(Figure data in JSON)

________________________

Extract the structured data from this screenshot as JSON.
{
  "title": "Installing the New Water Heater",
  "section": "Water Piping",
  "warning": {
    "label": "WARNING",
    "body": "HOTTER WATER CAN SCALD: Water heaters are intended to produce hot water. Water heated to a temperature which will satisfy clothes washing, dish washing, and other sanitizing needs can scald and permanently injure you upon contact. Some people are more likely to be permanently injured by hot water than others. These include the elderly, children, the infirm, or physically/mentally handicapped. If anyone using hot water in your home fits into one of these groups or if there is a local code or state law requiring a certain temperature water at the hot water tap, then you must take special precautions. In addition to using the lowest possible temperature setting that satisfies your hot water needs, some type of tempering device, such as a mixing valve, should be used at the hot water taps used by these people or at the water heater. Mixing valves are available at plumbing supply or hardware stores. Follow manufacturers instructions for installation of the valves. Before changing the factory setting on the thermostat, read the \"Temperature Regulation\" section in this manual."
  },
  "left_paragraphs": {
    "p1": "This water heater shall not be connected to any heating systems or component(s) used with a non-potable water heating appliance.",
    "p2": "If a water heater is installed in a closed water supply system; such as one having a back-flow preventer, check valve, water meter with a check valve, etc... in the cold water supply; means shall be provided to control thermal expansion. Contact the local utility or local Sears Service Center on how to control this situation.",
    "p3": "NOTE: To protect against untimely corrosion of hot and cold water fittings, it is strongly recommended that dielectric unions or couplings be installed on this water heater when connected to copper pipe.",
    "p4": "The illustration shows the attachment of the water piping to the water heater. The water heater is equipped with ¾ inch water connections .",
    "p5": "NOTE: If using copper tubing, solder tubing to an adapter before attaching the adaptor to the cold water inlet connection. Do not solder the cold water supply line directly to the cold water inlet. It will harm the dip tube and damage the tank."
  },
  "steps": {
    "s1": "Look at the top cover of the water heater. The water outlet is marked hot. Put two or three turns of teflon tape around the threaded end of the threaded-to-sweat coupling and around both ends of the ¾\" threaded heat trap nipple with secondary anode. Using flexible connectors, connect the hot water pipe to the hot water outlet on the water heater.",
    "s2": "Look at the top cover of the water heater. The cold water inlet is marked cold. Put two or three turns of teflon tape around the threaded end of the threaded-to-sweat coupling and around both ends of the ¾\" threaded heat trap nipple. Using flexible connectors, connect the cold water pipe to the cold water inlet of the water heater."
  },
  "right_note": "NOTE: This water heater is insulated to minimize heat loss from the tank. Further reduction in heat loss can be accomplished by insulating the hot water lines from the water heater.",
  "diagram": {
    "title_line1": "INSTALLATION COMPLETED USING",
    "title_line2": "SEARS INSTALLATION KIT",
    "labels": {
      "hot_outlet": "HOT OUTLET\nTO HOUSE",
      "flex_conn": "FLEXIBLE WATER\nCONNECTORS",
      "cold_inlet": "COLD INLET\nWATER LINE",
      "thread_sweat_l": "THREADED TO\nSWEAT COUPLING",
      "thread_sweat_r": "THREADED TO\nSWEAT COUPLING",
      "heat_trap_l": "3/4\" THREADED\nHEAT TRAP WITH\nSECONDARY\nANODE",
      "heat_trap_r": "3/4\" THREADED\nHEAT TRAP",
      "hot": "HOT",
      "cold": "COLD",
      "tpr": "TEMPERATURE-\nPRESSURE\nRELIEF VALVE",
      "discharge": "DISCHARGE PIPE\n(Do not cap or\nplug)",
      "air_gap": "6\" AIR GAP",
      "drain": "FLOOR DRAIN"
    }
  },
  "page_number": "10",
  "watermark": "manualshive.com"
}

________________________

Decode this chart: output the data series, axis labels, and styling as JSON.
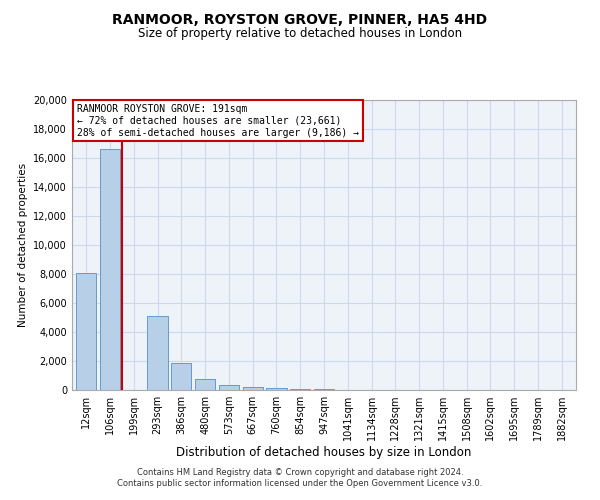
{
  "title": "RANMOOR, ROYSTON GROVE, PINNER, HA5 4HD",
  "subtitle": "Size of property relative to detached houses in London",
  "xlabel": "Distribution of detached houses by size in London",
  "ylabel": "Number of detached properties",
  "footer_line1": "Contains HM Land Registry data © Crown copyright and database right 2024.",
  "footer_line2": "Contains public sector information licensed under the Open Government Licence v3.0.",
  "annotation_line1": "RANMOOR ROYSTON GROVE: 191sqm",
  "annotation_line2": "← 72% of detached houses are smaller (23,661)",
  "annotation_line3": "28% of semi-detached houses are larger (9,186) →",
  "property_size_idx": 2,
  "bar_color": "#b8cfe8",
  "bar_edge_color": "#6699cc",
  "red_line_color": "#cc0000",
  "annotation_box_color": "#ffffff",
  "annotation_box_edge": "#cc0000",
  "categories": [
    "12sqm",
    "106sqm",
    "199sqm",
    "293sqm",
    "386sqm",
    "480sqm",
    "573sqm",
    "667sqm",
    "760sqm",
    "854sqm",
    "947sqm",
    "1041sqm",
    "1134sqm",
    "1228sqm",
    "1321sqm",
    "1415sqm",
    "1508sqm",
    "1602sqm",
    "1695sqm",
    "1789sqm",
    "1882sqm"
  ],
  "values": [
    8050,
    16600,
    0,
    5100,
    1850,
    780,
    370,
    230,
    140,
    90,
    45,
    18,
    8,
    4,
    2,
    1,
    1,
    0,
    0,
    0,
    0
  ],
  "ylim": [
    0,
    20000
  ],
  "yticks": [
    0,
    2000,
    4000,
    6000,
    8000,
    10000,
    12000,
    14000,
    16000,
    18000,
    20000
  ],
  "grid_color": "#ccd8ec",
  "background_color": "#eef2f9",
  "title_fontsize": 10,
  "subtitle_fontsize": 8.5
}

________________________

→ Set task
Search the listing for the word "tape". Copy every line in which it occurs.

→ Full solution
    "s1": "Look at the top cover of the water heater. The water outlet is marked hot. Put two or three turns of teflon tape around the threaded end of the threaded-to-sweat coupling and around both ends of the ¾\" threaded heat trap nipple with secondary anode. Using flexible connectors, connect the hot water pipe to the hot water outlet on the water heater.",
    "s2": "Look at the top cover of the water heater. The cold water inlet is marked cold. Put two or three turns of teflon tape around the threaded end of the threaded-to-sweat coupling and around both ends of the ¾\" threaded heat trap nipple. Using flexible connectors, connect the cold water pipe to the cold water inlet of the water heater."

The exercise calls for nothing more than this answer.